Decide whether each statement agrees with the notes on Breathing Under Water, answering yes or no and quoting the deciding words: 1. The tempo is 84 bpm. 2. A semiquaver drum pattern enters at bar 21. 3. Bar 1 is homophonic.

» SOURCE:
══════════
Anoushka Shankar · Breathing Under Water

Easy

2 min readLast updated November 2026
Table of contents

Dynamics

  • Score mostly p, 1 bar mp
  • Natural volume changes as texture changes
  • Layering (voice + instruments) gives perceived dynamic shifts

Rhythm / Tempo / Meter

  • 84bpm - relaxed, laid-back
  • 4/4: 1 bar of 3/4 - (elongates beat)
  • Sitar rhythmically complex : demi/semiquavers, triplets, quintuplets, septuplets
  • Guitar: ostinato pattern
  • Pad: held like a drone
  • Piano: syncopated
  • Drums: semiquaver pattern enters bar 21
  • manjira + shaker creates syncopation against drums

Texture

  • Bar 1: monophonic (double anacrusis / upbeat)
  • Melody-dominated homophony with polyphonic elements
  • Accompaniment occasionally becomes melodic material
  • Ostinato layers → guitar + piano
  • Dialogue: Voice & sitar intertwine → strongest fusion moment

Structure

  • AABA + Coda:
    • Instrumental introduction
    • A: Verse 1
    • A: Verse 2
    • B: Instrumental bridge / middle 8
    • A: Verse 3
    • Coda

Melody

  • Contrast between ornamented sitar line and less complex line
  • Voice (Nora Jones):
    • Based on pentatonic scale - jazz/soul/R&B style
    • Short phrases, repetitive, largely conjunct, limited range
    • Melismatic
    • Long held notes → suspended notes - unresolved, floaty feeling
    • Coda: repeated leaps of 4ths, bar 44 → octave leap
  • Sitar
    • Improvised
    • Transposed Mixolydian mode, equivalent to Rag Khamaj (Raga)
══════════
» RECORDS PROVIDED:
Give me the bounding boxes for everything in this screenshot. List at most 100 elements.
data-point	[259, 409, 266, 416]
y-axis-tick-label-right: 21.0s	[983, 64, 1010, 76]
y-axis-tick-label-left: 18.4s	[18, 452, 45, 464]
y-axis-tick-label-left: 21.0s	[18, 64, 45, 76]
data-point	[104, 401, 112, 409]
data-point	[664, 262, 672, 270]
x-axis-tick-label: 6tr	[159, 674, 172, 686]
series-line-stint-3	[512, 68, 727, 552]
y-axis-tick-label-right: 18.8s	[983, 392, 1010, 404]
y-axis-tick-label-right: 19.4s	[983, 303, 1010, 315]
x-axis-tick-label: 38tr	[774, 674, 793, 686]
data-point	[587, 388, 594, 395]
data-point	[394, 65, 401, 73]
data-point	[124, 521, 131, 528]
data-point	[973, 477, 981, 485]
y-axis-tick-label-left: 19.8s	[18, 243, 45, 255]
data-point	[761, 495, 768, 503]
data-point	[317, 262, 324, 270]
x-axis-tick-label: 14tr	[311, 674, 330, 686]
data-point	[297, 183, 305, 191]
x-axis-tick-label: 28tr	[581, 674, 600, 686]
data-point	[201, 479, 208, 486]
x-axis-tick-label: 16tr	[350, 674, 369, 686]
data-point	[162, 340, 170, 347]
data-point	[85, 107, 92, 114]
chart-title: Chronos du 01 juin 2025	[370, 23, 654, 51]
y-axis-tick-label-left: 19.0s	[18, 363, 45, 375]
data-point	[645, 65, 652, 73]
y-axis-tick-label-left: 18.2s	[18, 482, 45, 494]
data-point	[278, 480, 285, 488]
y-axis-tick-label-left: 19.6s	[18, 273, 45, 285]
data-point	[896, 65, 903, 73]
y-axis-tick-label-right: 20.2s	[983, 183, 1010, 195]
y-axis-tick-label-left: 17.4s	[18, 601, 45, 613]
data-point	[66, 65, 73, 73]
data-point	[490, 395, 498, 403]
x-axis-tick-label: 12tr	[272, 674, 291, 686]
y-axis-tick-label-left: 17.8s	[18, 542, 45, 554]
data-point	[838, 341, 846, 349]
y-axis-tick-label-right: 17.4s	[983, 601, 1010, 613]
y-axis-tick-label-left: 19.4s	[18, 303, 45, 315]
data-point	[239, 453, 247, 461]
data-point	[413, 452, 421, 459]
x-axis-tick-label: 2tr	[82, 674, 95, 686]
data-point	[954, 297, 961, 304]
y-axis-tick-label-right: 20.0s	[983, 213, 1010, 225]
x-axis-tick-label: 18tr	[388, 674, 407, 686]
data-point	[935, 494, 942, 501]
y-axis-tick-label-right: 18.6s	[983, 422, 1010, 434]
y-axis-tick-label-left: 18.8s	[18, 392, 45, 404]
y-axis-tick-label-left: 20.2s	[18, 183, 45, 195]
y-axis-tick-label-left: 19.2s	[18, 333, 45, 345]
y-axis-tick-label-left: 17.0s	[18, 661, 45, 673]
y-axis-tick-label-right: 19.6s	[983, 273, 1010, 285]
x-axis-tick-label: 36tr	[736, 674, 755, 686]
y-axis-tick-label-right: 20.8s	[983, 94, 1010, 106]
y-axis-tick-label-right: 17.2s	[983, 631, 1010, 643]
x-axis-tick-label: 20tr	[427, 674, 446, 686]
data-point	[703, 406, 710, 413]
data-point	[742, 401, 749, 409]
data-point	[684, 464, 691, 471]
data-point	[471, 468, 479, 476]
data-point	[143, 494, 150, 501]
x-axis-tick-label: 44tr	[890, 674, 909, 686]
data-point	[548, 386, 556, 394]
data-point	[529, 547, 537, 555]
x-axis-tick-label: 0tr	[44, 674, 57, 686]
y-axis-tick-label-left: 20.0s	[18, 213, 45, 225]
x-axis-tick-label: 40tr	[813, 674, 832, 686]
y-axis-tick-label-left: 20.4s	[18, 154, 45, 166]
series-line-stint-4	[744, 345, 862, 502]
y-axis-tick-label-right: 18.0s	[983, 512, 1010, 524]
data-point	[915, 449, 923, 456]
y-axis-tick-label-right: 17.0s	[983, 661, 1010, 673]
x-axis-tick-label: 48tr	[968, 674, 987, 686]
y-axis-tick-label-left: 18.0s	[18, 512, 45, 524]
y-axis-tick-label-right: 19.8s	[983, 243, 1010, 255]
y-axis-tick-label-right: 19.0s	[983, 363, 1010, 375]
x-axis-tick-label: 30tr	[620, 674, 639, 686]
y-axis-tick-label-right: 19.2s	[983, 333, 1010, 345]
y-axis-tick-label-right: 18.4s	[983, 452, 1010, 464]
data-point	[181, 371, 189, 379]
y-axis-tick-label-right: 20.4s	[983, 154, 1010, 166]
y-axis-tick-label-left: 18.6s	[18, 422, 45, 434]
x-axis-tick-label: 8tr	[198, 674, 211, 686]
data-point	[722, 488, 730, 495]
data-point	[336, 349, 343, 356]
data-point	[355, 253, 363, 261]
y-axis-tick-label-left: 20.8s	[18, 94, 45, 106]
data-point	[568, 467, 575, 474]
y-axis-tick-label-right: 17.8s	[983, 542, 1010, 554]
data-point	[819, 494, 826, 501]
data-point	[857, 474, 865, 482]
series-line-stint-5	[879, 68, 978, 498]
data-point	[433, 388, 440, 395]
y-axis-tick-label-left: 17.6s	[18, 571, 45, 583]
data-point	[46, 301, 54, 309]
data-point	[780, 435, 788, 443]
══════════
» FINAL RESULT:
1. Yes: "84bpm - relaxed, laid-back"
2. Yes: "Drums: semiquaver pattern enters bar 21"
3. No: "Bar 1: monophonic (double anacrusis / upbeat)"